[start Exercise input]
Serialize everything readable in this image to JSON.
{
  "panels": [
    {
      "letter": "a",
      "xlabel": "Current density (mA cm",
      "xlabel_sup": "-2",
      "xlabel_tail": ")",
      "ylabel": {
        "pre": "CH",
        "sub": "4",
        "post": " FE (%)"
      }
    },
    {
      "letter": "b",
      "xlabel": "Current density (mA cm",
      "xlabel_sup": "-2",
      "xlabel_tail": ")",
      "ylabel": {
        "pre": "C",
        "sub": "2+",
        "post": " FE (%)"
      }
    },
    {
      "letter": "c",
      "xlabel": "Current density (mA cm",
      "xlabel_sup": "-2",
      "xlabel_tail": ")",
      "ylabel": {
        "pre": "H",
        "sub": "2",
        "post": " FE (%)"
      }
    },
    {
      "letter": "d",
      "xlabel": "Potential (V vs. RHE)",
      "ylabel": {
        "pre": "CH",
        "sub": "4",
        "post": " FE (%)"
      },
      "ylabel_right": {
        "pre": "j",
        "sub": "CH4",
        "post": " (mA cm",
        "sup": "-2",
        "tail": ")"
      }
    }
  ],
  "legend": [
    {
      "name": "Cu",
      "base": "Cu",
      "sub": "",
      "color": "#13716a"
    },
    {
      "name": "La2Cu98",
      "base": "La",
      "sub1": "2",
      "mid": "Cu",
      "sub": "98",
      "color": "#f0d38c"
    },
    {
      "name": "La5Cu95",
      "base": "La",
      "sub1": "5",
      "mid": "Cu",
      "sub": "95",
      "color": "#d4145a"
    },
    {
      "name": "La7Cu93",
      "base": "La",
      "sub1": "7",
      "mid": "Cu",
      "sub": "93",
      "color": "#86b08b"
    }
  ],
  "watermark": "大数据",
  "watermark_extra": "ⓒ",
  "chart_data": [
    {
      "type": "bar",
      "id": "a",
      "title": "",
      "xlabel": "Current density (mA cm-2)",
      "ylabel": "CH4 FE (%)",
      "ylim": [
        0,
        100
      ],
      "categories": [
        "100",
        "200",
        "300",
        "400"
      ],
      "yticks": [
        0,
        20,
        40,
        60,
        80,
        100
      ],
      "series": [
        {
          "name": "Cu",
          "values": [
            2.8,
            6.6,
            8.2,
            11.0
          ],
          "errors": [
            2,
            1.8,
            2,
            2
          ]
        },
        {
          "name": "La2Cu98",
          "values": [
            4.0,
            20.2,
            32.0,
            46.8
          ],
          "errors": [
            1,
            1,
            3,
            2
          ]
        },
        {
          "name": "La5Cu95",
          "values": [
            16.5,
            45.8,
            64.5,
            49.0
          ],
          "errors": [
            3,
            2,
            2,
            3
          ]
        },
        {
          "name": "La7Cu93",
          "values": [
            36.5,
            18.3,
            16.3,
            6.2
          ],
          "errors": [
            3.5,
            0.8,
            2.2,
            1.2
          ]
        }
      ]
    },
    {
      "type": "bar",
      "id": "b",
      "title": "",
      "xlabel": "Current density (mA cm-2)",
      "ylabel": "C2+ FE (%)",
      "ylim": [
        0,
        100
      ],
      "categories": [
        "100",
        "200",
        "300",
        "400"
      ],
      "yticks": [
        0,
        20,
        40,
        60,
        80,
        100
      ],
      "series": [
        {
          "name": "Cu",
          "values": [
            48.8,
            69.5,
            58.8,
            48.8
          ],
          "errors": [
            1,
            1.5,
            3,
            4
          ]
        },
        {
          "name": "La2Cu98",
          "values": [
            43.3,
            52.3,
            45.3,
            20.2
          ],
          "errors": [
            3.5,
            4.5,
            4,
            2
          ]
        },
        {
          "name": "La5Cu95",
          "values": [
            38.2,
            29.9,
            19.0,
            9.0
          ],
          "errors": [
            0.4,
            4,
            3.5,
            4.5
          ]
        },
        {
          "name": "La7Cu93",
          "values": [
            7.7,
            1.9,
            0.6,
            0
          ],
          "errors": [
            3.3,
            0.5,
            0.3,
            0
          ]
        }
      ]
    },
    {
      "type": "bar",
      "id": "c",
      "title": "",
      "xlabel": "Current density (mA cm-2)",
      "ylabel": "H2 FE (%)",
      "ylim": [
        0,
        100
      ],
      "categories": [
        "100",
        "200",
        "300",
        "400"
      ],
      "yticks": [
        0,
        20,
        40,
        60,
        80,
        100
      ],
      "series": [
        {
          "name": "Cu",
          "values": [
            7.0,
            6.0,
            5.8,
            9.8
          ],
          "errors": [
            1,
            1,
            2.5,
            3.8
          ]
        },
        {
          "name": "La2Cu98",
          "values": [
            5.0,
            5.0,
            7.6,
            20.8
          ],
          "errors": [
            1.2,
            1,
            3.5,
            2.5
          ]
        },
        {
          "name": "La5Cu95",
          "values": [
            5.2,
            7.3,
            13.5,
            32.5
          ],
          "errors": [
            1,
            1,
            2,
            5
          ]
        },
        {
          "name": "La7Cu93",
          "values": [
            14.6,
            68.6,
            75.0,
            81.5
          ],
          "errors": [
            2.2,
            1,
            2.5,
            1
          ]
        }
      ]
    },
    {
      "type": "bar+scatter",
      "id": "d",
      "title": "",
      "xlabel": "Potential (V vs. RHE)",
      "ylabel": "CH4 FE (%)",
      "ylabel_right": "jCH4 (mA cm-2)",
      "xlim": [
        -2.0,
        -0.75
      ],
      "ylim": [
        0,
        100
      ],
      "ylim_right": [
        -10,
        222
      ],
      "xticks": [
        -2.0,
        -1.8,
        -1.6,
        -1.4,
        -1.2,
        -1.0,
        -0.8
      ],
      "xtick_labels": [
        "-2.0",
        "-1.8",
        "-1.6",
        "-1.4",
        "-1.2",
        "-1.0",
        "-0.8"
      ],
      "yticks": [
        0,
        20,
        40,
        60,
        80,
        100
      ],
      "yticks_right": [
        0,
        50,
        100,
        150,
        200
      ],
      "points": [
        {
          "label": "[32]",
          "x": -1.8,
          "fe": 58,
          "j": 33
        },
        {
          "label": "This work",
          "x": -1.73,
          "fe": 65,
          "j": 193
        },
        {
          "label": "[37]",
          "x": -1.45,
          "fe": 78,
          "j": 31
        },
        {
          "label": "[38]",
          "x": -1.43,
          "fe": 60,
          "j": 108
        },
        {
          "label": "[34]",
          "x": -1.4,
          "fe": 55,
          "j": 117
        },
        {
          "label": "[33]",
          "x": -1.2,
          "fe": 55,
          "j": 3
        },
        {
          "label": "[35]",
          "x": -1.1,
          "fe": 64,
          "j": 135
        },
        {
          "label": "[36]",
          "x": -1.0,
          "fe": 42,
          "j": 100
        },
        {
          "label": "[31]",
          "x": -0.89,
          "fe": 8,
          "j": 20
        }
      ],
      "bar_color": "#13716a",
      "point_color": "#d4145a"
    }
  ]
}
[end Exercise input]
## Stated task
Copy out the full material exactly as it appears.

## Result for this task
Serialize everything readable in this image to JSON.
{
  "panels": [
    {
      "letter": "a",
      "xlabel": "Current density (mA cm",
      "xlabel_sup": "-2",
      "xlabel_tail": ")",
      "ylabel": {
        "pre": "CH",
        "sub": "4",
        "post": " FE (%)"
      }
    },
    {
      "letter": "b",
      "xlabel": "Current density (mA cm",
      "xlabel_sup": "-2",
      "xlabel_tail": ")",
      "ylabel": {
        "pre": "C",
        "sub": "2+",
        "post": " FE (%)"
      }
    },
    {
      "letter": "c",
      "xlabel": "Current density (mA cm",
      "xlabel_sup": "-2",
      "xlabel_tail": ")",
      "ylabel": {
        "pre": "H",
        "sub": "2",
        "post": " FE (%)"
      }
    },
    {
      "letter": "d",
      "xlabel": "Potential (V vs. RHE)",
      "ylabel": {
        "pre": "CH",
        "sub": "4",
        "post": " FE (%)"
      },
      "ylabel_right": {
        "pre": "j",
        "sub": "CH4",
        "post": " (mA cm",
        "sup": "-2",
        "tail": ")"
      }
    }
  ],
  "legend": [
    {
      "name": "Cu",
      "base": "Cu",
      "sub": "",
      "color": "#13716a"
    },
    {
      "name": "La2Cu98",
      "base": "La",
      "sub1": "2",
      "mid": "Cu",
      "sub": "98",
      "color": "#f0d38c"
    },
    {
      "name": "La5Cu95",
      "base": "La",
      "sub1": "5",
      "mid": "Cu",
      "sub": "95",
      "color": "#d4145a"
    },
    {
      "name": "La7Cu93",
      "base": "La",
      "sub1": "7",
      "mid": "Cu",
      "sub": "93",
      "color": "#86b08b"
    }
  ],
  "watermark": "大数据",
  "watermark_extra": "ⓒ",
  "chart_data": [
    {
      "type": "bar",
      "id": "a",
      "title": "",
      "xlabel": "Current density (mA cm-2)",
      "ylabel": "CH4 FE (%)",
      "ylim": [
        0,
        100
      ],
      "categories": [
        "100",
        "200",
        "300",
        "400"
      ],
      "yticks": [
        0,
        20,
        40,
        60,
        80,
        100
      ],
      "series": [
        {
          "name": "Cu",
          "values": [
            2.8,
            6.6,
            8.2,
            11.0
          ],
          "errors": [
            2,
            1.8,
            2,
            2
          ]
        },
        {
          "name": "La2Cu98",
          "values": [
            4.0,
            20.2,
            32.0,
            46.8
          ],
          "errors": [
            1,
            1,
            3,
            2
          ]
        },
        {
          "name": "La5Cu95",
          "values": [
            16.5,
            45.8,
            64.5,
            49.0
          ],
          "errors": [
            3,
            2,
            2,
            3
          ]
        },
        {
          "name": "La7Cu93",
          "values": [
            36.5,
            18.3,
            16.3,
            6.2
          ],
          "errors": [
            3.5,
            0.8,
            2.2,
            1.2
          ]
        }
      ]
    },
    {
      "type": "bar",
      "id": "b",
      "title": "",
      "xlabel": "Current density (mA cm-2)",
      "ylabel": "C2+ FE (%)",
      "ylim": [
        0,
        100
      ],
      "categories": [
        "100",
        "200",
        "300",
        "400"
      ],
      "yticks": [
        0,
        20,
        40,
        60,
        80,
        100
      ],
      "series": [
        {
          "name": "Cu",
          "values": [
            48.8,
            69.5,
            58.8,
            48.8
          ],
          "errors": [
            1,
            1.5,
            3,
            4
          ]
        },
        {
          "name": "La2Cu98",
          "values": [
            43.3,
            52.3,
            45.3,
            20.2
          ],
          "errors": [
            3.5,
            4.5,
            4,
            2
          ]
        },
        {
          "name": "La5Cu95",
          "values": [
            38.2,
            29.9,
            19.0,
            9.0
          ],
          "errors": [
            0.4,
            4,
            3.5,
            4.5
          ]
        },
        {
          "name": "La7Cu93",
          "values": [
            7.7,
            1.9,
            0.6,
            0
          ],
          "errors": [
            3.3,
            0.5,
            0.3,
            0
          ]
        }
      ]
    },
    {
      "type": "bar",
      "id": "c",
      "title": "",
      "xlabel": "Current density (mA cm-2)",
      "ylabel": "H2 FE (%)",
      "ylim": [
        0,
        100
      ],
      "categories": [
        "100",
        "200",
        "300",
        "400"
      ],
      "yticks": [
        0,
        20,
        40,
        60,
        80,
        100
      ],
      "series": [
        {
          "name": "Cu",
          "values": [
            7.0,
            6.0,
            5.8,
            9.8
          ],
          "errors": [
            1,
            1,
            2.5,
            3.8
          ]
        },
        {
          "name": "La2Cu98",
          "values": [
            5.0,
            5.0,
            7.6,
            20.8
          ],
          "errors": [
            1.2,
            1,
            3.5,
            2.5
          ]
        },
        {
          "name": "La5Cu95",
          "values": [
            5.2,
            7.3,
            13.5,
            32.5
          ],
          "errors": [
            1,
            1,
            2,
            5
          ]
        },
        {
          "name": "La7Cu93",
          "values": [
            14.6,
            68.6,
            75.0,
            81.5
          ],
          "errors": [
            2.2,
            1,
            2.5,
            1
          ]
        }
      ]
    },
    {
      "type": "bar+scatter",
      "id": "d",
      "title": "",
      "xlabel": "Potential (V vs. RHE)",
      "ylabel": "CH4 FE (%)",
      "ylabel_right": "jCH4 (mA cm-2)",
      "xlim": [
        -2.0,
        -0.75
      ],
      "ylim": [
        0,
        100
      ],
      "ylim_right": [
        -10,
        222
      ],
      "xticks": [
        -2.0,
        -1.8,
        -1.6,
        -1.4,
        -1.2,
        -1.0,
        -0.8
      ],
      "xtick_labels": [
        "-2.0",
        "-1.8",
        "-1.6",
        "-1.4",
        "-1.2",
        "-1.0",
        "-0.8"
      ],
      "yticks": [
        0,
        20,
        40,
        60,
        80,
        100
      ],
      "yticks_right": [
        0,
        50,
        100,
        150,
        200
      ],
      "points": [
        {
          "label": "[32]",
          "x": -1.8,
          "fe": 58,
          "j": 33
        },
        {
          "label": "This work",
          "x": -1.73,
          "fe": 65,
          "j": 193
        },
        {
          "label": "[37]",
          "x": -1.45,
          "fe": 78,
          "j": 31
        },
        {
          "label": "[38]",
          "x": -1.43,
          "fe": 60,
          "j": 108
        },
        {
          "label": "[34]",
          "x": -1.4,
          "fe": 55,
          "j": 117
        },
        {
          "label": "[33]",
          "x": -1.2,
          "fe": 55,
          "j": 3
        },
        {
          "label": "[35]",
          "x": -1.1,
          "fe": 64,
          "j": 135
        },
        {
          "label": "[36]",
          "x": -1.0,
          "fe": 42,
          "j": 100
        },
        {
          "label": "[31]",
          "x": -0.89,
          "fe": 8,
          "j": 20
        }
      ],
      "bar_color": "#13716a",
      "point_color": "#d4145a"
    }
  ]
}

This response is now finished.